[Directions]
Go through the entries below and collect each line with the string "speed" in it.

[Supplied material]
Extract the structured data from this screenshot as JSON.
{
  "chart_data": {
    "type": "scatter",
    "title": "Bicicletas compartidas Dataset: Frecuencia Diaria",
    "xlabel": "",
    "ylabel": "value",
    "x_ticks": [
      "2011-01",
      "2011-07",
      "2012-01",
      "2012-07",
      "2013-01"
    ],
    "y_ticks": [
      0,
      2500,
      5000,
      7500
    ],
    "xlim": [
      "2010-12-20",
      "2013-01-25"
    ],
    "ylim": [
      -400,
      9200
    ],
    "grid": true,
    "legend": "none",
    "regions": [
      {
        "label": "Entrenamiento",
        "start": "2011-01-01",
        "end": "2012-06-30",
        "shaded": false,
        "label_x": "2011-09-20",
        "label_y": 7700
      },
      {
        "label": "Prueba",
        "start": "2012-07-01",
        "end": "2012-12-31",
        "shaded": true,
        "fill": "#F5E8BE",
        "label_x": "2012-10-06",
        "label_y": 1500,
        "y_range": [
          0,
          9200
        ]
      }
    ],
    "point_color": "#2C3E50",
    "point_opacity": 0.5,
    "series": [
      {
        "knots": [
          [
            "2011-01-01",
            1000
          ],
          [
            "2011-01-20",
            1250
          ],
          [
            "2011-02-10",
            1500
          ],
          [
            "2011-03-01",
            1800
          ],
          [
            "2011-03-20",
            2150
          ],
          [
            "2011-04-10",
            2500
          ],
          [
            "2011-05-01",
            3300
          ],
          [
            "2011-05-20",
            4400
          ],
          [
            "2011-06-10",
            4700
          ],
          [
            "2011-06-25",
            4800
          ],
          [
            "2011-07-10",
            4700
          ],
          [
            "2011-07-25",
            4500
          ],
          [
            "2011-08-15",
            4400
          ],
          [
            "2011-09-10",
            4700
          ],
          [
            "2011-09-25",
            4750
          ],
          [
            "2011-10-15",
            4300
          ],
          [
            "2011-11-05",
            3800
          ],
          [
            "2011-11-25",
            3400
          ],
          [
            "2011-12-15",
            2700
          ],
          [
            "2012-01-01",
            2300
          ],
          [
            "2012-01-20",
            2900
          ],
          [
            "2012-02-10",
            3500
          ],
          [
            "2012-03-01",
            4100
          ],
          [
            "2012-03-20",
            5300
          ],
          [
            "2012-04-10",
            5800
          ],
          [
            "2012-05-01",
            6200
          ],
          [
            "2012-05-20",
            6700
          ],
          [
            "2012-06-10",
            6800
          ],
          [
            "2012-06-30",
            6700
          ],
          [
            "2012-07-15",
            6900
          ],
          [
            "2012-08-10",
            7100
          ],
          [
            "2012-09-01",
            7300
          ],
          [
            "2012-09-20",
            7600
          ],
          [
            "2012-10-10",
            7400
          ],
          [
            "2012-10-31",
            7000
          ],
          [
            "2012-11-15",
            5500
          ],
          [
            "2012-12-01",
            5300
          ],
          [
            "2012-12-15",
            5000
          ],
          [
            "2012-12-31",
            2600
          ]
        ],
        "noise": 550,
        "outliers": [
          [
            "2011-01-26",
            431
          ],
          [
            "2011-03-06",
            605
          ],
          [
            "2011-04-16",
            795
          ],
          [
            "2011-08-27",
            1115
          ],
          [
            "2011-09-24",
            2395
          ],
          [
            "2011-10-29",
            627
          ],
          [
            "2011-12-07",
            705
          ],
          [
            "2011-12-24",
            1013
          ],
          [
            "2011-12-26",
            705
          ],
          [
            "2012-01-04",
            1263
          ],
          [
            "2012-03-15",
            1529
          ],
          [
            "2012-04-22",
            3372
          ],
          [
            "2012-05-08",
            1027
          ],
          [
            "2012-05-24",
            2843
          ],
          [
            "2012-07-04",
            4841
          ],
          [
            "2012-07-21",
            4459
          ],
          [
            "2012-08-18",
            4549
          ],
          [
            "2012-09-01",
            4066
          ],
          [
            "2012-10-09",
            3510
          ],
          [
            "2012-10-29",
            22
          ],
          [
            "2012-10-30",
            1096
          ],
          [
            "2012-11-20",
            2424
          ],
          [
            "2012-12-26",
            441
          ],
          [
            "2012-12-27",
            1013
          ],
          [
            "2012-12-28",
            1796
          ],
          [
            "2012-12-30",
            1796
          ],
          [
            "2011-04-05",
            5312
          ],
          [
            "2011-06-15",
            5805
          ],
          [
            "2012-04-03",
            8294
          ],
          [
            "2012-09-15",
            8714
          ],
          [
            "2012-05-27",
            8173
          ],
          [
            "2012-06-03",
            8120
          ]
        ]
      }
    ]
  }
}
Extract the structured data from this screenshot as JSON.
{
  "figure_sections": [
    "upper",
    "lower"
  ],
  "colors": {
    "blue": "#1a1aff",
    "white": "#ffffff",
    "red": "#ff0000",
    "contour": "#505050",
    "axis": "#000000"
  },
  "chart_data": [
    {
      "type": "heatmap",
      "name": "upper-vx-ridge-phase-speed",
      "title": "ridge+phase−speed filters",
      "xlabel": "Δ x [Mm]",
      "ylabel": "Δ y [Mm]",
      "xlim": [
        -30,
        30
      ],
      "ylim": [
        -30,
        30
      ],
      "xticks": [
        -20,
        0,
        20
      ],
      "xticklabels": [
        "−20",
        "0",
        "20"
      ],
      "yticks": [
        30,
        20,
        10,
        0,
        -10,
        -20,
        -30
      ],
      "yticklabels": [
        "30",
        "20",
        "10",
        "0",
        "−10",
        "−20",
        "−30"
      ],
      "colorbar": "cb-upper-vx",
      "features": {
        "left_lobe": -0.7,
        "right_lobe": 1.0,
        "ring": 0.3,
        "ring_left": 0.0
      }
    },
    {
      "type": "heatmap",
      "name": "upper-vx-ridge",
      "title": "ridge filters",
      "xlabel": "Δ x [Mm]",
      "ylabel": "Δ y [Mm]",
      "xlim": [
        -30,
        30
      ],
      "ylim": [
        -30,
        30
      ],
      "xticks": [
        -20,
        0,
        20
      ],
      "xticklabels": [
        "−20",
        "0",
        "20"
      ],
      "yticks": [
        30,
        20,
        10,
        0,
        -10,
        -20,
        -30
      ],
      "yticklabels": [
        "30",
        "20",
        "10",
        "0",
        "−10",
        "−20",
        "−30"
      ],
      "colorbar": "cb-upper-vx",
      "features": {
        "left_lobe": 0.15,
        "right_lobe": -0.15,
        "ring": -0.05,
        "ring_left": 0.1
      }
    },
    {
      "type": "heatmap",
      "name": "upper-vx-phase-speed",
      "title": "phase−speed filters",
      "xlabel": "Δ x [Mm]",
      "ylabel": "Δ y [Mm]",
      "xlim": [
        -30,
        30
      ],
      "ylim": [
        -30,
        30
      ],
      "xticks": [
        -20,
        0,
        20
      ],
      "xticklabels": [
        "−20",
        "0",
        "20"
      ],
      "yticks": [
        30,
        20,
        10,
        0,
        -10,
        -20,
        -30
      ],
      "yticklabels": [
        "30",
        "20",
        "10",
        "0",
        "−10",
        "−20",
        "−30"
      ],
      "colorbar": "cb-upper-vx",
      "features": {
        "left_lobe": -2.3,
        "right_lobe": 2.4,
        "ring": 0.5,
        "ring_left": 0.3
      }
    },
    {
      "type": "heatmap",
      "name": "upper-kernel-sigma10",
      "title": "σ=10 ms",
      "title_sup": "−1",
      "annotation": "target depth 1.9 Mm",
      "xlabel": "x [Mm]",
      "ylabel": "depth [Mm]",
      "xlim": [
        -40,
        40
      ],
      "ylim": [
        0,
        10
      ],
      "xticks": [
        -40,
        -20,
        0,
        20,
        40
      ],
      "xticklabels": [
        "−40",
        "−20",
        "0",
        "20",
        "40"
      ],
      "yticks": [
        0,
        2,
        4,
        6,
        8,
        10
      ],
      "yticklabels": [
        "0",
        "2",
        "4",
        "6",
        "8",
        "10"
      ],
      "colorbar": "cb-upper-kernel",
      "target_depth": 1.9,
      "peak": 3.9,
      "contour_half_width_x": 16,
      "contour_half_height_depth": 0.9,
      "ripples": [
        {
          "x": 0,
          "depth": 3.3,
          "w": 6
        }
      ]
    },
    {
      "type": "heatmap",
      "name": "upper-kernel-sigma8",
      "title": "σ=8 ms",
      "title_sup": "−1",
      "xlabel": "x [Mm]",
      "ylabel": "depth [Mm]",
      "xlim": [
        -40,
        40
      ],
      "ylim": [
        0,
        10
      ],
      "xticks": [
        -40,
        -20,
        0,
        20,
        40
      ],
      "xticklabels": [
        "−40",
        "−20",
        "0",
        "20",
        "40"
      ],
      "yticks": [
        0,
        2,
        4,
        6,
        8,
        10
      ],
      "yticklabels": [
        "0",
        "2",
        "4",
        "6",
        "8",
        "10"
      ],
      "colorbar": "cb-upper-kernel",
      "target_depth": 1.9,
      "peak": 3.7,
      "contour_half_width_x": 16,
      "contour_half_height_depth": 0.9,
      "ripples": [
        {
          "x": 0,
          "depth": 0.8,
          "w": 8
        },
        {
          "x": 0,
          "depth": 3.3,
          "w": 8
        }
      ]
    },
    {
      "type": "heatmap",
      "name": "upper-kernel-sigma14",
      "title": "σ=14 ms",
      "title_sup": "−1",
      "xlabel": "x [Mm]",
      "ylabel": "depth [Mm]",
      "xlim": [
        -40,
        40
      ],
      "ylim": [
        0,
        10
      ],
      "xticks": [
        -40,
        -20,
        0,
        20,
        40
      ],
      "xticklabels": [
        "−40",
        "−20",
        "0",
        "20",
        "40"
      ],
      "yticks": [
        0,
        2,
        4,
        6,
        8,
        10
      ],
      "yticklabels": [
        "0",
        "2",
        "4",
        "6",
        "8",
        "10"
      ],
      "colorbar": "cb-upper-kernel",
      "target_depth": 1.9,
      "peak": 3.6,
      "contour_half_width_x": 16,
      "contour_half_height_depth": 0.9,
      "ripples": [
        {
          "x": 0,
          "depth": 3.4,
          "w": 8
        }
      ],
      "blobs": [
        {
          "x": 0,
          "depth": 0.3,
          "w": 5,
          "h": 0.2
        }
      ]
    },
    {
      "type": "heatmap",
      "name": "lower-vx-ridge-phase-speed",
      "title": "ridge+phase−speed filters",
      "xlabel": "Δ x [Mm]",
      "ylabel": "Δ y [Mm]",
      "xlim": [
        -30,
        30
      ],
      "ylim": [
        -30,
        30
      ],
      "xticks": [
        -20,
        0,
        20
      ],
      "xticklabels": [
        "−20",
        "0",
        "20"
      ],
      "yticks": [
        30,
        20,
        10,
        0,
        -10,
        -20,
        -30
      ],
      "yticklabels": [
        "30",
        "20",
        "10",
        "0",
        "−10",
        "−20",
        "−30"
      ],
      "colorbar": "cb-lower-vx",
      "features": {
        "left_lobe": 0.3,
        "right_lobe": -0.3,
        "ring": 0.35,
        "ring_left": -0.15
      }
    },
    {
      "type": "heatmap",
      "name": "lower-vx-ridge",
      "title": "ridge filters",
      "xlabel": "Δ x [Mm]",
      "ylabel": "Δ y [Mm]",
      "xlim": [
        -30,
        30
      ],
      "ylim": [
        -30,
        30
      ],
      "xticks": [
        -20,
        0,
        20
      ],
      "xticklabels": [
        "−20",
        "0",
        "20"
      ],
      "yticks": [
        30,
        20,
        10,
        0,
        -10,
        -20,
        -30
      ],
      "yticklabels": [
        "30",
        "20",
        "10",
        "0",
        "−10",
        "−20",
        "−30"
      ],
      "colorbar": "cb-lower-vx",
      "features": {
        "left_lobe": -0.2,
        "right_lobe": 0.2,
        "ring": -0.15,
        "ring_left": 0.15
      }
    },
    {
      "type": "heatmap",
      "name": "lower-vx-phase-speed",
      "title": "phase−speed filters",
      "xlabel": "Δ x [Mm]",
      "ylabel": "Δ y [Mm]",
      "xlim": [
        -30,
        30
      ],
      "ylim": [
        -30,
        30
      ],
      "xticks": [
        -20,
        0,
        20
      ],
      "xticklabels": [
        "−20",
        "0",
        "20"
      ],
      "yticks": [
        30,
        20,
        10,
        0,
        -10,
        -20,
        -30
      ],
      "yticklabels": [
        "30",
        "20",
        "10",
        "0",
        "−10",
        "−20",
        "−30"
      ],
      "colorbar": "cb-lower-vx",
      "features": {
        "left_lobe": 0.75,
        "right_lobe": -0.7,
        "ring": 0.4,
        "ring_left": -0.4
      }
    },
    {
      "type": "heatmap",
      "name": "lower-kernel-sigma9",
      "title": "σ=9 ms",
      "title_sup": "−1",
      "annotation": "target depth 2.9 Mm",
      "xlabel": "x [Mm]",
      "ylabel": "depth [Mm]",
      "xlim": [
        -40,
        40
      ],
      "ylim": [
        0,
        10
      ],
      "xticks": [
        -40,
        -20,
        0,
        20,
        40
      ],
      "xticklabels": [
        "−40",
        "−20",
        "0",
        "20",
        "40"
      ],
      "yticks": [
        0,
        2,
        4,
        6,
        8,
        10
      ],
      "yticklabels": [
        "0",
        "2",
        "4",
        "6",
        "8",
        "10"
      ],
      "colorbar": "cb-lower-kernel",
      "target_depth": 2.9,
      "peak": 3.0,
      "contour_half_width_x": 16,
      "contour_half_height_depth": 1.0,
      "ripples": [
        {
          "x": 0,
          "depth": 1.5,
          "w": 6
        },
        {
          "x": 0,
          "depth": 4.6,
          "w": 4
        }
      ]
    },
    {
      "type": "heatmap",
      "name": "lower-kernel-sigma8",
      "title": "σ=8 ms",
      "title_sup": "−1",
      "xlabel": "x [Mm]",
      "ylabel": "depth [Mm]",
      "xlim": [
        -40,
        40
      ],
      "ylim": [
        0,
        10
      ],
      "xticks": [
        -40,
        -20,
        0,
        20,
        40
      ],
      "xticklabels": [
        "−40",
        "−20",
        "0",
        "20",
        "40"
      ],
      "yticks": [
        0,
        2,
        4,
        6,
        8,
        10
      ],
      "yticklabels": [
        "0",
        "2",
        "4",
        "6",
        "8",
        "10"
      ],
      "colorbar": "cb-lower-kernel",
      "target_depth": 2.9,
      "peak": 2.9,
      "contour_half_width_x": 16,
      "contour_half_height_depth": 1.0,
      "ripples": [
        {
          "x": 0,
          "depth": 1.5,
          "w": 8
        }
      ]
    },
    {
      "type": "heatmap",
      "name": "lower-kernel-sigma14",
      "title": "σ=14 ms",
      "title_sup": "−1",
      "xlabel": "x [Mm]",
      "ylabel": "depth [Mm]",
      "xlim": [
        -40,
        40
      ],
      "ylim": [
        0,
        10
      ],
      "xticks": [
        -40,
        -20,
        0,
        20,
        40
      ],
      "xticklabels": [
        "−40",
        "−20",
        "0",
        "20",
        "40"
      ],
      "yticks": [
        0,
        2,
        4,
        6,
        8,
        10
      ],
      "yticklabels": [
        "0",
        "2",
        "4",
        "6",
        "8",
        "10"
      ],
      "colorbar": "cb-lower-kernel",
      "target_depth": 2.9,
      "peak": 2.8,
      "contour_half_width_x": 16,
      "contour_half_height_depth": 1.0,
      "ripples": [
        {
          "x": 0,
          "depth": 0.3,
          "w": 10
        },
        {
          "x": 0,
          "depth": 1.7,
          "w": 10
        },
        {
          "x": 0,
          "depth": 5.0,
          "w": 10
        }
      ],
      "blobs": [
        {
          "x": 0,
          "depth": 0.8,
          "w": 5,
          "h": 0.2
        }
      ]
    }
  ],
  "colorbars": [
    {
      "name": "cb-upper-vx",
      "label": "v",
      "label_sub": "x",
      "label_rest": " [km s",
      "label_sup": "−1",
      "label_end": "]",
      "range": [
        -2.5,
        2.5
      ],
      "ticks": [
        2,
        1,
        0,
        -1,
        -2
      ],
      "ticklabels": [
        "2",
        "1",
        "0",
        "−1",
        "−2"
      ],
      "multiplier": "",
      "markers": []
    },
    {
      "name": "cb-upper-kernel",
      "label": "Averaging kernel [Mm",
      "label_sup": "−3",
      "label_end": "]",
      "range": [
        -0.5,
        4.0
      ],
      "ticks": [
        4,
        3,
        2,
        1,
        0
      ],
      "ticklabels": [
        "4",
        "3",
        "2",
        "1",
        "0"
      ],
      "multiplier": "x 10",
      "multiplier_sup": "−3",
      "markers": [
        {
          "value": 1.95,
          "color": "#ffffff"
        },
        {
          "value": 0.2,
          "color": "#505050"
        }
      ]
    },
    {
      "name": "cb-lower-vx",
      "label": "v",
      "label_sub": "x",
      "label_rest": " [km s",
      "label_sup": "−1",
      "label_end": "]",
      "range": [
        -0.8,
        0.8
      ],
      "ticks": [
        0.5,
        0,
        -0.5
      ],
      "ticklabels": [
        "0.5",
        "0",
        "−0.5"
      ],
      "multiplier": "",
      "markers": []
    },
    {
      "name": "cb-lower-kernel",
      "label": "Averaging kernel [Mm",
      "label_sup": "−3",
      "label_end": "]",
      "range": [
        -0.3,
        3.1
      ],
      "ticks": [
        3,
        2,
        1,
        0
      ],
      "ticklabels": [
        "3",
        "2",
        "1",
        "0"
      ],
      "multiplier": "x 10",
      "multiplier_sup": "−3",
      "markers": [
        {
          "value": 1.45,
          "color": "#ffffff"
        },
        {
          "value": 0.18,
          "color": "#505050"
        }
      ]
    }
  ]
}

[In response]
      "name": "upper-vx-ridge-phase-speed",
      "title": "ridge+phase−speed filters",
      "name": "upper-vx-phase-speed",
      "title": "phase−speed filters",
      "name": "lower-vx-ridge-phase-speed",
      "title": "ridge+phase−speed filters",
      "name": "lower-vx-phase-speed",
      "title": "phase−speed filters",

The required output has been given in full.